====== MATERIAL SUPPLIED ======
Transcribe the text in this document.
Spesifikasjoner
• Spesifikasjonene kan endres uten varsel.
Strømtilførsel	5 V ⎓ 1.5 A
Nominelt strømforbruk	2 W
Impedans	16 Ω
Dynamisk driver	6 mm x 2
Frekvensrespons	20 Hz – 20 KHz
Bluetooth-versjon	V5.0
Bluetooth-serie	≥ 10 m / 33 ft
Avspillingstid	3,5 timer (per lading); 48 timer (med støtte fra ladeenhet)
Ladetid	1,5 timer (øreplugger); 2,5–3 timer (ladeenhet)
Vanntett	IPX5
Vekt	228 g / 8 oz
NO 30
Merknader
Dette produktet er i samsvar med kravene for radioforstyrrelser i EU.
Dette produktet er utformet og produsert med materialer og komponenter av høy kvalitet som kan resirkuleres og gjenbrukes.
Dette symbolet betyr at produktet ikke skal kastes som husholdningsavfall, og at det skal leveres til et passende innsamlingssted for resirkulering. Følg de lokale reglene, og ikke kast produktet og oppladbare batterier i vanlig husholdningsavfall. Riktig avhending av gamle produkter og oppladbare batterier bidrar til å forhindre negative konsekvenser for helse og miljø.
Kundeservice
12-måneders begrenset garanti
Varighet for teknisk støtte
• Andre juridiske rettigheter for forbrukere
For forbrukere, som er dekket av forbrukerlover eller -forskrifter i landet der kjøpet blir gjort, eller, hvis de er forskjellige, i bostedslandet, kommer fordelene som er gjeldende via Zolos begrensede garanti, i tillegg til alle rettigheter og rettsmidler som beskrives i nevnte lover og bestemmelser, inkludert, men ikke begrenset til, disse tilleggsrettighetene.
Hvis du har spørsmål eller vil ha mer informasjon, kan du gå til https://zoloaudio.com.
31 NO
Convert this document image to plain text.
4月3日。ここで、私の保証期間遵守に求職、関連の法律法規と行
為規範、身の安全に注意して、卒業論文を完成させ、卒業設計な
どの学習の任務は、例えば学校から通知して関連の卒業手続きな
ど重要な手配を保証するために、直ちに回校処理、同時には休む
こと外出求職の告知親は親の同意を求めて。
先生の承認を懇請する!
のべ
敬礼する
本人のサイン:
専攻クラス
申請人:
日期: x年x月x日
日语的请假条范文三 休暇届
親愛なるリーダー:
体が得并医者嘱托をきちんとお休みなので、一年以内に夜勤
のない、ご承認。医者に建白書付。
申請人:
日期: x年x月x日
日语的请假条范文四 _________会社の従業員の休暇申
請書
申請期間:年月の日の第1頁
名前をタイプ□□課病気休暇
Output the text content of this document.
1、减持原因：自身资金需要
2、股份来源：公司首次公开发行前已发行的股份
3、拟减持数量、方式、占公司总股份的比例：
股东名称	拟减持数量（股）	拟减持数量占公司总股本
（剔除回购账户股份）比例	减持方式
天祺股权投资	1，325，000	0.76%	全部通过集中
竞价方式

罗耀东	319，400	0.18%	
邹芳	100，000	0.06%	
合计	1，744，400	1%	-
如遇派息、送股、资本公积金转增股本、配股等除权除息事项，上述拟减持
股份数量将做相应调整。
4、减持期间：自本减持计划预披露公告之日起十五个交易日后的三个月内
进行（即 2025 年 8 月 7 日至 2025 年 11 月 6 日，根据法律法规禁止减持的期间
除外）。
======
**PROBLEM:** Output an exact copy of each record.

**RESULT FOR THIS EXERCISE:**
Transcribe the text in this document.
Spesifikasjoner
• Spesifikasjonene kan endres uten varsel.
Strømtilførsel	5 V ⎓ 1.5 A
Nominelt strømforbruk	2 W
Impedans	16 Ω
Dynamisk driver	6 mm x 2
Frekvensrespons	20 Hz – 20 KHz
Bluetooth-versjon	V5.0
Bluetooth-serie	≥ 10 m / 33 ft
Avspillingstid	3,5 timer (per lading); 48 timer (med støtte fra ladeenhet)
Ladetid	1,5 timer (øreplugger); 2,5–3 timer (ladeenhet)
Vanntett	IPX5
Vekt	228 g / 8 oz
NO 30
Merknader
Dette produktet er i samsvar med kravene for radioforstyrrelser i EU.
Dette produktet er utformet og produsert med materialer og komponenter av høy kvalitet som kan resirkuleres og gjenbrukes.
Dette symbolet betyr at produktet ikke skal kastes som husholdningsavfall, og at det skal leveres til et passende innsamlingssted for resirkulering. Følg de lokale reglene, og ikke kast produktet og oppladbare batterier i vanlig husholdningsavfall. Riktig avhending av gamle produkter og oppladbare batterier bidrar til å forhindre negative konsekvenser for helse og miljø.
Kundeservice
12-måneders begrenset garanti
Varighet for teknisk støtte
• Andre juridiske rettigheter for forbrukere
For forbrukere, som er dekket av forbrukerlover eller -forskrifter i landet der kjøpet blir gjort, eller, hvis de er forskjellige, i bostedslandet, kommer fordelene som er gjeldende via Zolos begrensede garanti, i tillegg til alle rettigheter og rettsmidler som beskrives i nevnte lover og bestemmelser, inkludert, men ikke begrenset til, disse tilleggsrettighetene.
Hvis du har spørsmål eller vil ha mer informasjon, kan du gå til https://zoloaudio.com.
31 NO
Convert this document image to plain text.
4月3日。ここで、私の保証期間遵守に求職、関連の法律法規と行
為規範、身の安全に注意して、卒業論文を完成させ、卒業設計な
どの学習の任務は、例えば学校から通知して関連の卒業手続きな
ど重要な手配を保証するために、直ちに回校処理、同時には休む
こと外出求職の告知親は親の同意を求めて。
先生の承認を懇請する!
のべ
敬礼する
本人のサイン:
専攻クラス
申請人:
日期: x年x月x日
日语的请假条范文三 休暇届
親愛なるリーダー:
体が得并医者嘱托をきちんとお休みなので、一年以内に夜勤
のない、ご承認。医者に建白書付。
申請人:
日期: x年x月x日
日语的请假条范文四 _________会社の従業員の休暇申
請書
申請期間:年月の日の第1頁
名前をタイプ□□課病気休暇
Output the text content of this document.
1、减持原因：自身资金需要
2、股份来源：公司首次公开发行前已发行的股份
3、拟减持数量、方式、占公司总股份的比例：
股东名称	拟减持数量（股）	拟减持数量占公司总股本
（剔除回购账户股份）比例	减持方式
天祺股权投资	1，325，000	0.76%	全部通过集中
竞价方式

罗耀东	319，400	0.18%	
邹芳	100，000	0.06%	
合计	1，744，400	1%	-
如遇派息、送股、资本公积金转增股本、配股等除权除息事项，上述拟减持
股份数量将做相应调整。
4、减持期间：自本减持计划预披露公告之日起十五个交易日后的三个月内
进行（即 2025 年 8 月 7 日至 2025 年 11 月 6 日，根据法律法规禁止减持的期间
除外）。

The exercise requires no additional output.